Instruction: Your task is to repeat the entries word for word while leaving out the pictures.

--- Start Records to process ---

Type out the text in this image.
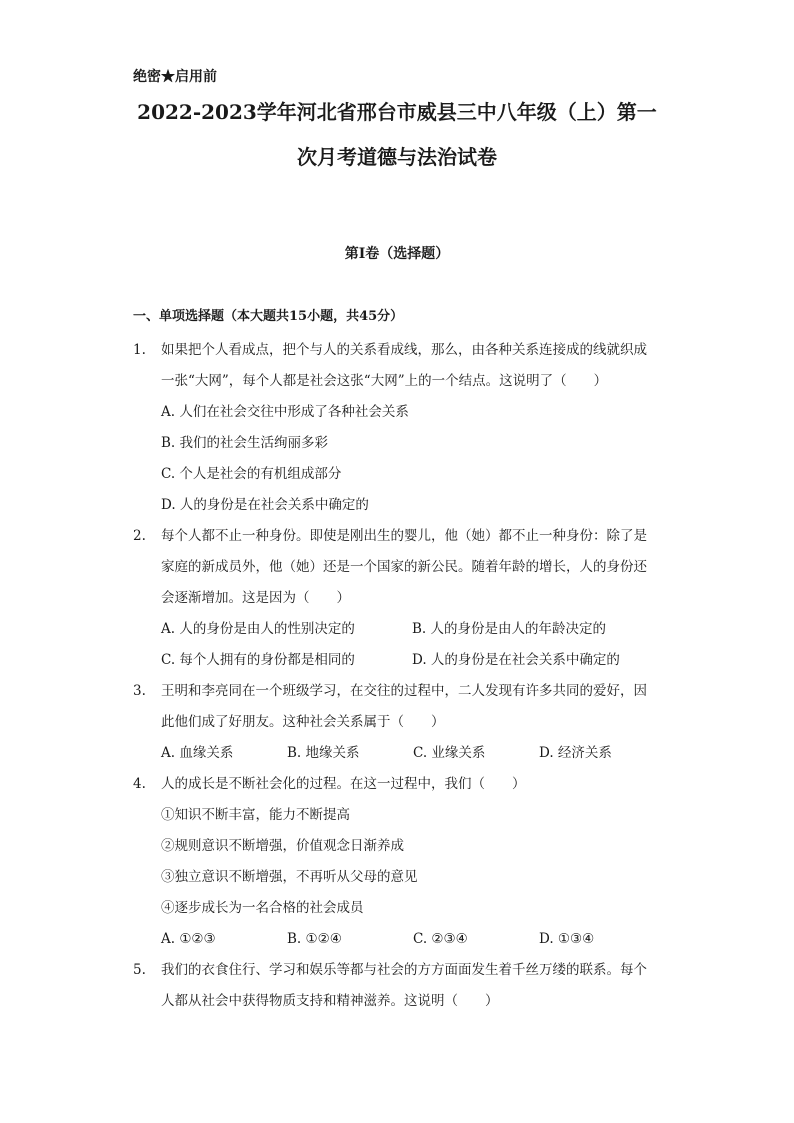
绝密★启用前
2022-2023学年河北省邢台市威县三中八年级（上）第一
次月考道德与法治试卷
第I卷（选择题）
一、单项选择题（本大题共15小题，共45分）
1. 如果把个人看成点，把个与人的关系看成线，那么，由各种关系连接成的线就织成
一张“大网”，每个人都是社会这张“大网”上的一个结点。这说明了（　　）
A. 人们在社会交往中形成了各种社会关系
B. 我们的社会生活绚丽多彩
C. 个人是社会的有机组成部分
D. 人的身份是在社会关系中确定的
2. 每个人都不止一种身份。即使是刚出生的婴儿，他（她）都不止一种身份：除了是
家庭的新成员外，他（她）还是一个国家的新公民。随着年龄的增长，人的身份还
会逐渐增加。这是因为（　　）
A. 人的身份是由人的性别决定的	B. 人的身份是由人的年龄决定的
C. 每个人拥有的身份都是相同的	D. 人的身份是在社会关系中确定的
3. 王明和李亮同在一个班级学习，在交往的过程中，二人发现有许多共同的爱好，因
此他们成了好朋友。这种社会关系属于（　　）
A. 血缘关系	B. 地缘关系	C. 业缘关系	D. 经济关系
4. 人的成长是不断社会化的过程。在这一过程中，我们（　　）
①知识不断丰富，能力不断提高
②规则意识不断增强，价值观念日渐养成
③独立意识不断增强，不再听从父母的意见
④逐步成长为一名合格的社会成员
A. ①②③	B. ①②④	C. ②③④	D. ①③④
5. 我们的衣食住行、学习和娱乐等都与社会的方方面面发生着千丝万缕的联系。每个
人都从社会中获得物质支持和精神滋养。这说明（　　）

--- End Records to process ---

Result for this exercise:
Type out the text in this image.
绝密★启用前
2022-2023学年河北省邢台市威县三中八年级（上）第一
次月考道德与法治试卷
第I卷（选择题）
一、单项选择题（本大题共15小题，共45分）
1. 如果把个人看成点，把个与人的关系看成线，那么，由各种关系连接成的线就织成
一张“大网”，每个人都是社会这张“大网”上的一个结点。这说明了（　　）
A. 人们在社会交往中形成了各种社会关系
B. 我们的社会生活绚丽多彩
C. 个人是社会的有机组成部分
D. 人的身份是在社会关系中确定的
2. 每个人都不止一种身份。即使是刚出生的婴儿，他（她）都不止一种身份：除了是
家庭的新成员外，他（她）还是一个国家的新公民。随着年龄的增长，人的身份还
会逐渐增加。这是因为（　　）
A. 人的身份是由人的性别决定的	B. 人的身份是由人的年龄决定的
C. 每个人拥有的身份都是相同的	D. 人的身份是在社会关系中确定的
3. 王明和李亮同在一个班级学习，在交往的过程中，二人发现有许多共同的爱好，因
此他们成了好朋友。这种社会关系属于（　　）
A. 血缘关系	B. 地缘关系	C. 业缘关系	D. 经济关系
4. 人的成长是不断社会化的过程。在这一过程中，我们（　　）
①知识不断丰富，能力不断提高
②规则意识不断增强，价值观念日渐养成
③独立意识不断增强，不再听从父母的意见
④逐步成长为一名合格的社会成员
A. ①②③	B. ①②④	C. ②③④	D. ①③④
5. 我们的衣食住行、学习和娱乐等都与社会的方方面面发生着千丝万缕的联系。每个
人都从社会中获得物质支持和精神滋养。这说明（　　）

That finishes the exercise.